> [The task] Please return the full listing below without altering anything.

> [Records supplied]
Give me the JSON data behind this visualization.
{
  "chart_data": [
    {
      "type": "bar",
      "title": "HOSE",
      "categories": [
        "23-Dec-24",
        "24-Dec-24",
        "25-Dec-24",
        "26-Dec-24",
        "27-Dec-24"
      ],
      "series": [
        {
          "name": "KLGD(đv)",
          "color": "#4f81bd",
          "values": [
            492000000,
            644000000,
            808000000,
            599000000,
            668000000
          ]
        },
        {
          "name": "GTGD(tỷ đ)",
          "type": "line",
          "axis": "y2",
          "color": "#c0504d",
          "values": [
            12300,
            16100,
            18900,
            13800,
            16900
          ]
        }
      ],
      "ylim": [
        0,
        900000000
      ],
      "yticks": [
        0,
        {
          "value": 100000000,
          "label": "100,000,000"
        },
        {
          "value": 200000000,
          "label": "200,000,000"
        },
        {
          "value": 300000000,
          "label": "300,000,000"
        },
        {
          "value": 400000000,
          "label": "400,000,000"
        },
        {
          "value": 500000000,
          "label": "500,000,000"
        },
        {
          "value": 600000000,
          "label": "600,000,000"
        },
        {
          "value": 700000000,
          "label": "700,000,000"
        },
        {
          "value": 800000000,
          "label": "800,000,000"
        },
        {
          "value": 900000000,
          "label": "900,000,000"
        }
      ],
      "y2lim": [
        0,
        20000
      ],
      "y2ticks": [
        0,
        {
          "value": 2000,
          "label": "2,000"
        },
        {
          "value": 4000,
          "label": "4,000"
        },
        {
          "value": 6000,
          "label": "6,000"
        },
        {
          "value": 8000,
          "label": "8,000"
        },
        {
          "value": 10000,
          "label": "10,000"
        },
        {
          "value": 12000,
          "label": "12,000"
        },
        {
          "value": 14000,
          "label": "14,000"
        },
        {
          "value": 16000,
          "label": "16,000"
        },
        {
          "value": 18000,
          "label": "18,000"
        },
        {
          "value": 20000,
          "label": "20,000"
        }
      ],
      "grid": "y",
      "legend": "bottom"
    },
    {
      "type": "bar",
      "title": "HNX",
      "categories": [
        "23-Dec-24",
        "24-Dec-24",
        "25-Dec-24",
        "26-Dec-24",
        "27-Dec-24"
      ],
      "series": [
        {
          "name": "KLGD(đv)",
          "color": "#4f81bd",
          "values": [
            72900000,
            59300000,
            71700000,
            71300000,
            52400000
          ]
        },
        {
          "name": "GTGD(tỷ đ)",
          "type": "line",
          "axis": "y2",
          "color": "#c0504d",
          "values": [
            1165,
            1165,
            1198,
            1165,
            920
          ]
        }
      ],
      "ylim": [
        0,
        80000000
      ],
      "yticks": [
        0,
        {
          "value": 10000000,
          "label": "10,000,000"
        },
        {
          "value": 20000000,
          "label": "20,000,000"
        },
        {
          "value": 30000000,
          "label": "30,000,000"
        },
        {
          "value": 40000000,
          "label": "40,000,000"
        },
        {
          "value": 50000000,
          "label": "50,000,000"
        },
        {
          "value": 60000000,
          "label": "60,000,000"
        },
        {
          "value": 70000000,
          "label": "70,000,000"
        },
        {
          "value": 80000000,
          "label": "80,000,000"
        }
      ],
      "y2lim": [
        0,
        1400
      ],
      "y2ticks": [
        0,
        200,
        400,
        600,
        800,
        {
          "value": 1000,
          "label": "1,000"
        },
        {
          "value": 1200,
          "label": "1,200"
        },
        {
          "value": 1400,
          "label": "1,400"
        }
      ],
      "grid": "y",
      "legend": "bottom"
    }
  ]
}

> [Result for this task]
Give me the JSON data behind this visualization.
{
  "chart_data": [
    {
      "type": "bar",
      "title": "HOSE",
      "categories": [
        "23-Dec-24",
        "24-Dec-24",
        "25-Dec-24",
        "26-Dec-24",
        "27-Dec-24"
      ],
      "series": [
        {
          "name": "KLGD(đv)",
          "color": "#4f81bd",
          "values": [
            492000000,
            644000000,
            808000000,
            599000000,
            668000000
          ]
        },
        {
          "name": "GTGD(tỷ đ)",
          "type": "line",
          "axis": "y2",
          "color": "#c0504d",
          "values": [
            12300,
            16100,
            18900,
            13800,
            16900
          ]
        }
      ],
      "ylim": [
        0,
        900000000
      ],
      "yticks": [
        0,
        {
          "value": 100000000,
          "label": "100,000,000"
        },
        {
          "value": 200000000,
          "label": "200,000,000"
        },
        {
          "value": 300000000,
          "label": "300,000,000"
        },
        {
          "value": 400000000,
          "label": "400,000,000"
        },
        {
          "value": 500000000,
          "label": "500,000,000"
        },
        {
          "value": 600000000,
          "label": "600,000,000"
        },
        {
          "value": 700000000,
          "label": "700,000,000"
        },
        {
          "value": 800000000,
          "label": "800,000,000"
        },
        {
          "value": 900000000,
          "label": "900,000,000"
        }
      ],
      "y2lim": [
        0,
        20000
      ],
      "y2ticks": [
        0,
        {
          "value": 2000,
          "label": "2,000"
        },
        {
          "value": 4000,
          "label": "4,000"
        },
        {
          "value": 6000,
          "label": "6,000"
        },
        {
          "value": 8000,
          "label": "8,000"
        },
        {
          "value": 10000,
          "label": "10,000"
        },
        {
          "value": 12000,
          "label": "12,000"
        },
        {
          "value": 14000,
          "label": "14,000"
        },
        {
          "value": 16000,
          "label": "16,000"
        },
        {
          "value": 18000,
          "label": "18,000"
        },
        {
          "value": 20000,
          "label": "20,000"
        }
      ],
      "grid": "y",
      "legend": "bottom"
    },
    {
      "type": "bar",
      "title": "HNX",
      "categories": [
        "23-Dec-24",
        "24-Dec-24",
        "25-Dec-24",
        "26-Dec-24",
        "27-Dec-24"
      ],
      "series": [
        {
          "name": "KLGD(đv)",
          "color": "#4f81bd",
          "values": [
            72900000,
            59300000,
            71700000,
            71300000,
            52400000
          ]
        },
        {
          "name": "GTGD(tỷ đ)",
          "type": "line",
          "axis": "y2",
          "color": "#c0504d",
          "values": [
            1165,
            1165,
            1198,
            1165,
            920
          ]
        }
      ],
      "ylim": [
        0,
        80000000
      ],
      "yticks": [
        0,
        {
          "value": 10000000,
          "label": "10,000,000"
        },
        {
          "value": 20000000,
          "label": "20,000,000"
        },
        {
          "value": 30000000,
          "label": "30,000,000"
        },
        {
          "value": 40000000,
          "label": "40,000,000"
        },
        {
          "value": 50000000,
          "label": "50,000,000"
        },
        {
          "value": 60000000,
          "label": "60,000,000"
        },
        {
          "value": 70000000,
          "label": "70,000,000"
        },
        {
          "value": 80000000,
          "label": "80,000,000"
        }
      ],
      "y2lim": [
        0,
        1400
      ],
      "y2ticks": [
        0,
        200,
        400,
        600,
        800,
        {
          "value": 1000,
          "label": "1,000"
        },
        {
          "value": 1200,
          "label": "1,200"
        },
        {
          "value": 1400,
          "label": "1,400"
        }
      ],
      "grid": "y",
      "legend": "bottom"
    }
  ]
}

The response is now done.